▶ _Problem to solve_:
Pull out every line from the listing that has the word "name".

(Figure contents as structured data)
>>

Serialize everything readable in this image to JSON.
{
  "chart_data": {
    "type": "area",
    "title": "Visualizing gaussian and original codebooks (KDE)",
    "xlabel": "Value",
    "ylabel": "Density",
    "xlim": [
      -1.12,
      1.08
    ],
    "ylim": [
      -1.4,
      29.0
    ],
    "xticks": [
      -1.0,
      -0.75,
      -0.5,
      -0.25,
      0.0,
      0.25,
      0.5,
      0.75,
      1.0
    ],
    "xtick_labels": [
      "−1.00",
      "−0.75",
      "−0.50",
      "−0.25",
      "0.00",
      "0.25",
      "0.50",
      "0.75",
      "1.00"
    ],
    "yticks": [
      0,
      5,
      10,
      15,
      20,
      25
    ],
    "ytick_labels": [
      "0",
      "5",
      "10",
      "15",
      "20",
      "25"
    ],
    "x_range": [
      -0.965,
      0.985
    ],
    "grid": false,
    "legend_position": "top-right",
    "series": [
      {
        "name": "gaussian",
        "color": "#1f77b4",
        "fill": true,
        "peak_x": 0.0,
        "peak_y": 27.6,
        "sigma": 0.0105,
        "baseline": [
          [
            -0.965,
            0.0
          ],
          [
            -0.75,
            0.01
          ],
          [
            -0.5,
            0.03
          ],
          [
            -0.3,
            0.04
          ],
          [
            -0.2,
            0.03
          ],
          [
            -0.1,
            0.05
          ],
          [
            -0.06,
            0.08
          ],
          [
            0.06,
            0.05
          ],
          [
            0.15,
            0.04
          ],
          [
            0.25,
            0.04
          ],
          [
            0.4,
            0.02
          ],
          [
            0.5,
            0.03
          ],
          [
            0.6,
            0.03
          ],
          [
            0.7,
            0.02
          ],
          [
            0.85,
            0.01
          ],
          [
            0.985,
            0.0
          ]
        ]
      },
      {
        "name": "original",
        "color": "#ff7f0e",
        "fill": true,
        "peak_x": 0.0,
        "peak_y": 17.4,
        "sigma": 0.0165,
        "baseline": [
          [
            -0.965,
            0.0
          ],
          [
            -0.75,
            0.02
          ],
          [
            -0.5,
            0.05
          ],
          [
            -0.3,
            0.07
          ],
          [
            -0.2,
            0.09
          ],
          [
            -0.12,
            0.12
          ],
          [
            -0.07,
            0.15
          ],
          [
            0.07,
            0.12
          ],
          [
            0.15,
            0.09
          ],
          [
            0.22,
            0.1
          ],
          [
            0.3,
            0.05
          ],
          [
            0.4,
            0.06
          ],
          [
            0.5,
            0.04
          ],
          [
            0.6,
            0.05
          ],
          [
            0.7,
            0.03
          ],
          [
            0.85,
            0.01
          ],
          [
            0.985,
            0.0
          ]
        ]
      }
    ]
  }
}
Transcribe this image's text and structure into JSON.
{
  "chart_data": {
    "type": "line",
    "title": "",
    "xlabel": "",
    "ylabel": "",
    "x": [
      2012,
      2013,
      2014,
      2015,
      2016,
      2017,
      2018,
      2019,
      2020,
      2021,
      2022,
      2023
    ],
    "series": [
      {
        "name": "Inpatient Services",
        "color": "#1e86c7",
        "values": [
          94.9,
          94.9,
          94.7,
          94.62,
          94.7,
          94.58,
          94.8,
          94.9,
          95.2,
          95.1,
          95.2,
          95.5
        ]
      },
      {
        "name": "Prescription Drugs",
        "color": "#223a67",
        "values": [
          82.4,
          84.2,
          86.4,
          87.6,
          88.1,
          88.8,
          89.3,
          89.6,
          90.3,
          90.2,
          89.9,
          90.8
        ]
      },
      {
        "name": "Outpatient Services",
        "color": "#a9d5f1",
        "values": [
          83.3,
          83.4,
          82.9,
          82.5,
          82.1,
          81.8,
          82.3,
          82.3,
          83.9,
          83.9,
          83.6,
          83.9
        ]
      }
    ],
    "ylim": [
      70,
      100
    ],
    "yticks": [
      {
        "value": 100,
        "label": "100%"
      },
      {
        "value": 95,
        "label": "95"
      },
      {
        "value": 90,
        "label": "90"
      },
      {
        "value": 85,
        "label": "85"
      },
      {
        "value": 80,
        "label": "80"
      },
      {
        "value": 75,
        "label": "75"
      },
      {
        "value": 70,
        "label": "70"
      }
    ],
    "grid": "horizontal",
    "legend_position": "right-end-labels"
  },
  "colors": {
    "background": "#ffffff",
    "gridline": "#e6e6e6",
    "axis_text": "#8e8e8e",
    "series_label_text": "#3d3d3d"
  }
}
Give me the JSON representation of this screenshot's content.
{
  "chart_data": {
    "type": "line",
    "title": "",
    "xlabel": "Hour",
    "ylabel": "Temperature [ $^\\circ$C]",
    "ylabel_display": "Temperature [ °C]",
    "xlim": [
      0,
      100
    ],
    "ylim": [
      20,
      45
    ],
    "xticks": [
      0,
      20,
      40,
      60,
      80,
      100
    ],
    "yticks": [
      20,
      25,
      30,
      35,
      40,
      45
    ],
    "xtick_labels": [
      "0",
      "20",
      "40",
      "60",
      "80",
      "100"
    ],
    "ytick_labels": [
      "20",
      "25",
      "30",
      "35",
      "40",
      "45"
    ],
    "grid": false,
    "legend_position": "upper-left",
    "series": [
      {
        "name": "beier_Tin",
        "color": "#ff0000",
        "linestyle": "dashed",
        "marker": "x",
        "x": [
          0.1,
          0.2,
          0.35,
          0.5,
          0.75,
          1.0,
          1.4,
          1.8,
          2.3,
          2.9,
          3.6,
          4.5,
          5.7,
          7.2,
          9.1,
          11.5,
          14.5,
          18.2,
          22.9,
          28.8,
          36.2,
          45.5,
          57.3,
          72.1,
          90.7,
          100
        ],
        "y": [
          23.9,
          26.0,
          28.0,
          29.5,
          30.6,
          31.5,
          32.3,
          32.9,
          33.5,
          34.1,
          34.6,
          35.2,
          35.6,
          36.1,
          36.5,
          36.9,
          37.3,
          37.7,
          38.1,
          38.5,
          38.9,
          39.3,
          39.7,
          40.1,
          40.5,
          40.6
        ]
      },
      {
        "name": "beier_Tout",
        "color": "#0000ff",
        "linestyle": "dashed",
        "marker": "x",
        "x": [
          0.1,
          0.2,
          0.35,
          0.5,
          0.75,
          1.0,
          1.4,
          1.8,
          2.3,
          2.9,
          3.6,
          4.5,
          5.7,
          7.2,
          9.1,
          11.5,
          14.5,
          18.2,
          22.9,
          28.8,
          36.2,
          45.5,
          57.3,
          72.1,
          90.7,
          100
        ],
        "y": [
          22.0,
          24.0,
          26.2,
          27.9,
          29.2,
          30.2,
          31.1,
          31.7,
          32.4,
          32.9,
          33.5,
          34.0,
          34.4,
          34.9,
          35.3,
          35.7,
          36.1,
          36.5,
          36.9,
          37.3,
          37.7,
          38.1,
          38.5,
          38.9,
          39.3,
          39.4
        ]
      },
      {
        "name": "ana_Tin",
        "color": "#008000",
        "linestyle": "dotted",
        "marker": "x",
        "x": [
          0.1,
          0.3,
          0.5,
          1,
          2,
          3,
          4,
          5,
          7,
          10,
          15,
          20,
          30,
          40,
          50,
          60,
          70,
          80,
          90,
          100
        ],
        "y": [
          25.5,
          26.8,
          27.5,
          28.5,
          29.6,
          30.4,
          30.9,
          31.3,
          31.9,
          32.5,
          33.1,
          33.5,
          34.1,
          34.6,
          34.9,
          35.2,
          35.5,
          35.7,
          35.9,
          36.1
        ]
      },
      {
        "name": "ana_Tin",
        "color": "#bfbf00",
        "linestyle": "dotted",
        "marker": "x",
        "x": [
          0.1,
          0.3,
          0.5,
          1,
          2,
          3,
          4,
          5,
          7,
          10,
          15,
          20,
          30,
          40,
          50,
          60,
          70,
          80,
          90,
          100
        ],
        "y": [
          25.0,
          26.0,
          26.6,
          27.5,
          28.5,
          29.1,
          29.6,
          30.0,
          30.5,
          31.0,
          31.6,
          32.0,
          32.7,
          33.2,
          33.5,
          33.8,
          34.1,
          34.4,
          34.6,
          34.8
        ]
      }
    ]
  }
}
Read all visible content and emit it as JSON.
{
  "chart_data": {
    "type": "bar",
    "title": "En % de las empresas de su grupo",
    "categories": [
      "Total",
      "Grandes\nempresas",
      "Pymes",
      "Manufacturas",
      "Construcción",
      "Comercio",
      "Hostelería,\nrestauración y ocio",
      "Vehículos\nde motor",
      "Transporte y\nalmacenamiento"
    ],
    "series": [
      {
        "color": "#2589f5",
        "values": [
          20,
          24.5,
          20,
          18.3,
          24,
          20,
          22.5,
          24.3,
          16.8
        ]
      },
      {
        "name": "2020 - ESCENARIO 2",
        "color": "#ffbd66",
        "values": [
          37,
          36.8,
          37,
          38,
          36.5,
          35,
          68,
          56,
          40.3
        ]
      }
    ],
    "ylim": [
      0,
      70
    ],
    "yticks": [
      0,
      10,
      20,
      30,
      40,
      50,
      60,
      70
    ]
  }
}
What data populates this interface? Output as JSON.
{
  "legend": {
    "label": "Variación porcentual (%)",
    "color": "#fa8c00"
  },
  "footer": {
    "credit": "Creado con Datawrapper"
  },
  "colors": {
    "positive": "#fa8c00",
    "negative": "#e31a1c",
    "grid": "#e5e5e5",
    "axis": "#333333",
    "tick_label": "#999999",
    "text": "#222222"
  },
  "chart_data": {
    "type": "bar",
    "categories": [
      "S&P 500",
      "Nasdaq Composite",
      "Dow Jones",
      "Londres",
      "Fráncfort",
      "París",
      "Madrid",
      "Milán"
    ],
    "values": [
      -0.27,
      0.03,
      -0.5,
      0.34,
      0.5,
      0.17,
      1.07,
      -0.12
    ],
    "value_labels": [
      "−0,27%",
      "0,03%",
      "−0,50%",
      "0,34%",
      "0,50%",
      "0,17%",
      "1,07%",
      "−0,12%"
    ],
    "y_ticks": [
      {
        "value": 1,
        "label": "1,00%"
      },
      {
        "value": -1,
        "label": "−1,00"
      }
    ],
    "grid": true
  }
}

<<

▶ _Exercise response_:
        "name": "gaussian",
        "name": "original",
        "name": "Inpatient Services",
        "name": "Prescription Drugs",
        "name": "Outpatient Services",
        "name": "beier_Tin",
        "name": "beier_Tout",
        "name": "ana_Tin",
        "name": "ana_Tin",
        "name": "2020 - ESCENARIO 2",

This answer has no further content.